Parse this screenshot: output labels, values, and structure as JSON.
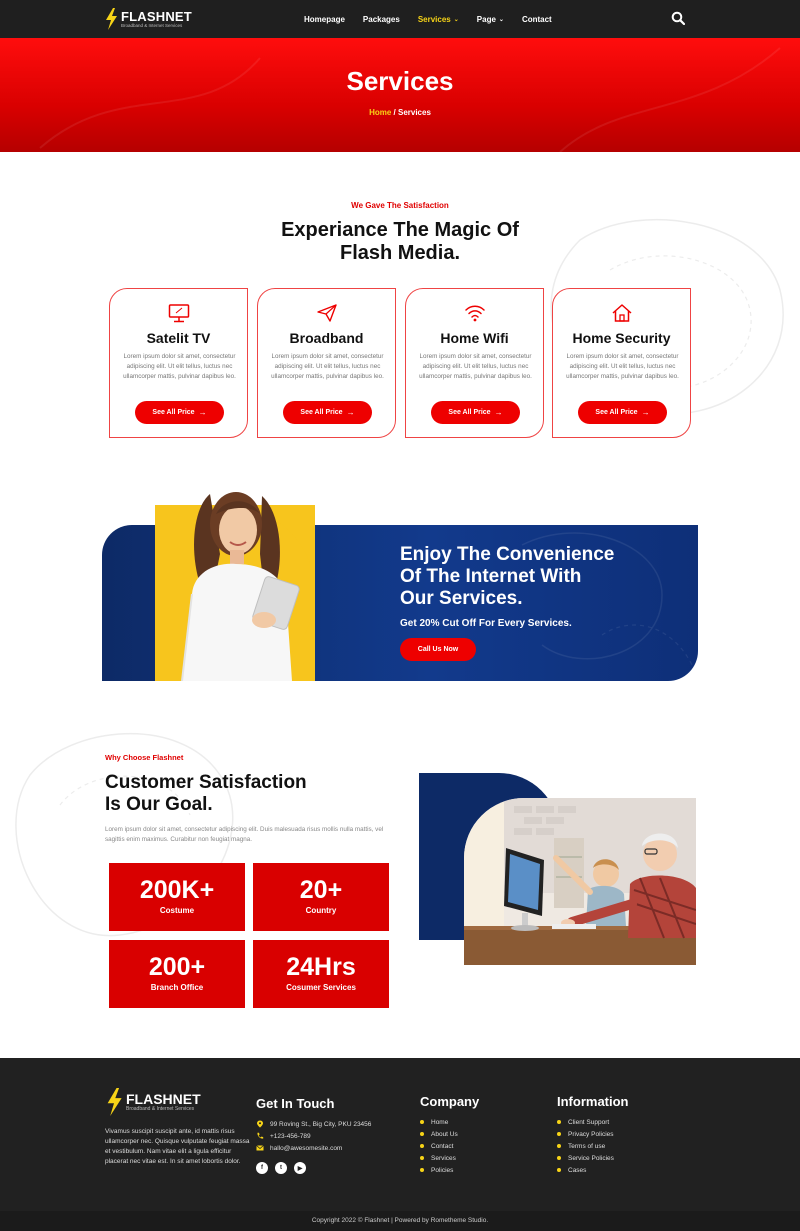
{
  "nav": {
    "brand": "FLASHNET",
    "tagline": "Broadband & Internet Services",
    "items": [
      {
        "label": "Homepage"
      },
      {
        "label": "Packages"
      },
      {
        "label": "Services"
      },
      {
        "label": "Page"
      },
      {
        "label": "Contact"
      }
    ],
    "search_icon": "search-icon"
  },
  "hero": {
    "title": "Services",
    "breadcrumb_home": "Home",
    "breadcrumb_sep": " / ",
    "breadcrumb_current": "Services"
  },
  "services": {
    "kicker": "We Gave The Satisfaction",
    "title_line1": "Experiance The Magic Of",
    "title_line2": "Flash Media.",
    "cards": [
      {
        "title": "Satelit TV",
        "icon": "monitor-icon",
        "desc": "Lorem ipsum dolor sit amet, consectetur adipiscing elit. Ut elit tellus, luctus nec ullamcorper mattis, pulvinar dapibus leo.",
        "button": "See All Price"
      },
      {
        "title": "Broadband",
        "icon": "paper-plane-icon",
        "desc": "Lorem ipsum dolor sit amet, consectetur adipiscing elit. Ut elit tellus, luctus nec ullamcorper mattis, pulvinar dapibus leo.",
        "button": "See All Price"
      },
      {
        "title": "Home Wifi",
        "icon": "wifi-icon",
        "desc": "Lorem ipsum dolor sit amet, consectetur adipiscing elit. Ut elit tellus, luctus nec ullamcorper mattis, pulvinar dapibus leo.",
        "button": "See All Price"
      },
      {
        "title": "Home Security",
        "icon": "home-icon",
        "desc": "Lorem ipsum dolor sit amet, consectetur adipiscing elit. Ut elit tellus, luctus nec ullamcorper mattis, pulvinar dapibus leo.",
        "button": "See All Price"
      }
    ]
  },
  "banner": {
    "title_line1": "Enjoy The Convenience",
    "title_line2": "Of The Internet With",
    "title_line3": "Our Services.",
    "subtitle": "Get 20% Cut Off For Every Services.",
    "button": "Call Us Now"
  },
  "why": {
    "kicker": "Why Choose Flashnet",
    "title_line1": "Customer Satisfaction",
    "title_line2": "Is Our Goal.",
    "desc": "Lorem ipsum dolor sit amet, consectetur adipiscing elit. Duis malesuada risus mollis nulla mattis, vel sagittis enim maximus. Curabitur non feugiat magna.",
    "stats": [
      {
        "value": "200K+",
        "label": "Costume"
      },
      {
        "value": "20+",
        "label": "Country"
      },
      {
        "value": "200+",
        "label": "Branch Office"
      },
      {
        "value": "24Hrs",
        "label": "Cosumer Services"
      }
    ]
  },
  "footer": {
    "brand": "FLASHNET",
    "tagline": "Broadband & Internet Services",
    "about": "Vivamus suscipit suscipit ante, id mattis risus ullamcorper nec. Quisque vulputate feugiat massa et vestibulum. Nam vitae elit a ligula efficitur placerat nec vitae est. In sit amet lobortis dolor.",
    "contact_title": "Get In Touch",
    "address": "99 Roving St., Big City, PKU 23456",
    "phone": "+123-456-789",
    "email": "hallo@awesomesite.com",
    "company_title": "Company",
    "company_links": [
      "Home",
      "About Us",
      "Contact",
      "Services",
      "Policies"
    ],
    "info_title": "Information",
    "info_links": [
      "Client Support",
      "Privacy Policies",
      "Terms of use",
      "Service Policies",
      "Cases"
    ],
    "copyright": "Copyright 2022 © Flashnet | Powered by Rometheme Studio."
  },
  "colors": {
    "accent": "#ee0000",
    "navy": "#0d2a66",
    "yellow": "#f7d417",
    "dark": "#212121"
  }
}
★ ★ ★ ★
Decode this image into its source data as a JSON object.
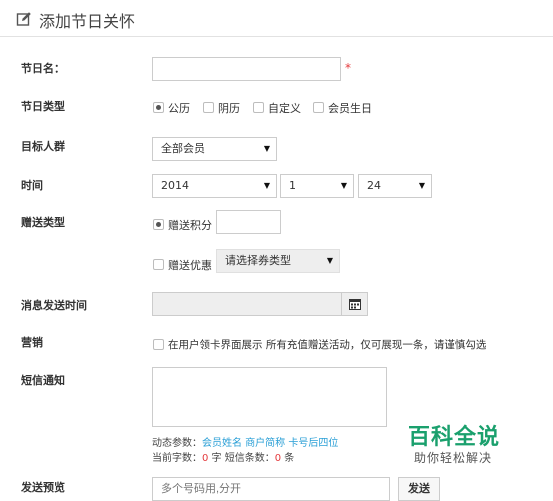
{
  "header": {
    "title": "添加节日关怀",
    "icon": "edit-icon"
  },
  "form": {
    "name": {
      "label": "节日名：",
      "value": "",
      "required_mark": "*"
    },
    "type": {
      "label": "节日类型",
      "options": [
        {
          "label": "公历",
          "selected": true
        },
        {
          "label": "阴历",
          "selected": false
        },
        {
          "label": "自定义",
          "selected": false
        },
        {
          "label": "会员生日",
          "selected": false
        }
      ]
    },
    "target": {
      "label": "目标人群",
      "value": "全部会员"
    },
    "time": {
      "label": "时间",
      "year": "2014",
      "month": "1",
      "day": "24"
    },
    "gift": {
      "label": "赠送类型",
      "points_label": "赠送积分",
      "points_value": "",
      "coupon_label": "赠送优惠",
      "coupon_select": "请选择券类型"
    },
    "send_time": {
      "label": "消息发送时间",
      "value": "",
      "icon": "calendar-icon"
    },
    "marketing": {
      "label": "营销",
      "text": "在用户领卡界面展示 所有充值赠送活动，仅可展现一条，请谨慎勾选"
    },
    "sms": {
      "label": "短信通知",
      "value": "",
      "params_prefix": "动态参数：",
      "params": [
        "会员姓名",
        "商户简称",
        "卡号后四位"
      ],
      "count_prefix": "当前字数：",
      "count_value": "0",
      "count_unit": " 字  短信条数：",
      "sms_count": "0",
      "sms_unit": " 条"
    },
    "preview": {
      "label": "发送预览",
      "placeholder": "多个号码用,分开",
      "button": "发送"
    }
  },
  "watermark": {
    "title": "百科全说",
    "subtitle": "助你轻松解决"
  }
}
★ ★ ★ ★
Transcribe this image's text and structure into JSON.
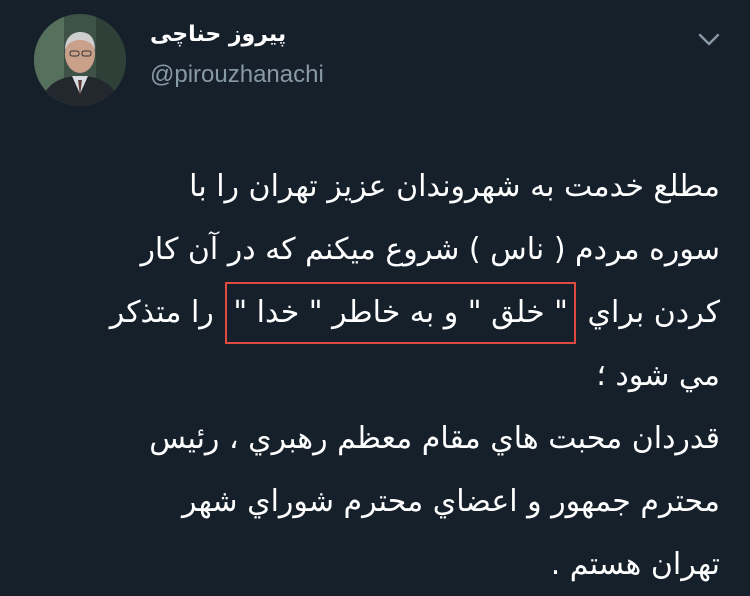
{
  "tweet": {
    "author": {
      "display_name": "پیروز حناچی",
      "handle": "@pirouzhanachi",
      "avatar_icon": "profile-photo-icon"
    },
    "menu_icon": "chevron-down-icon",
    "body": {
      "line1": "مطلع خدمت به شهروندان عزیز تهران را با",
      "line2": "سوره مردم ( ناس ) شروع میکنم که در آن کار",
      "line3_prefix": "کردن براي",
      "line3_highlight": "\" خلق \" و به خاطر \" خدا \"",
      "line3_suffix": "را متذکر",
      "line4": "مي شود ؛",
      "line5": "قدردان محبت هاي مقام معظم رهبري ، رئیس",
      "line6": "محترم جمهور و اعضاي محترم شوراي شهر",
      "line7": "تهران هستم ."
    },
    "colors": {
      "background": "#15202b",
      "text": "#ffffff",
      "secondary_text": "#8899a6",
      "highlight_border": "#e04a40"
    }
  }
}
★ ★ ★ ★
* _Request_
Pick out all lines containing the string "image".

* _Correct response_
Decode this image into its source data as a JSON object.
Transcribe this image's text and structure into JSON.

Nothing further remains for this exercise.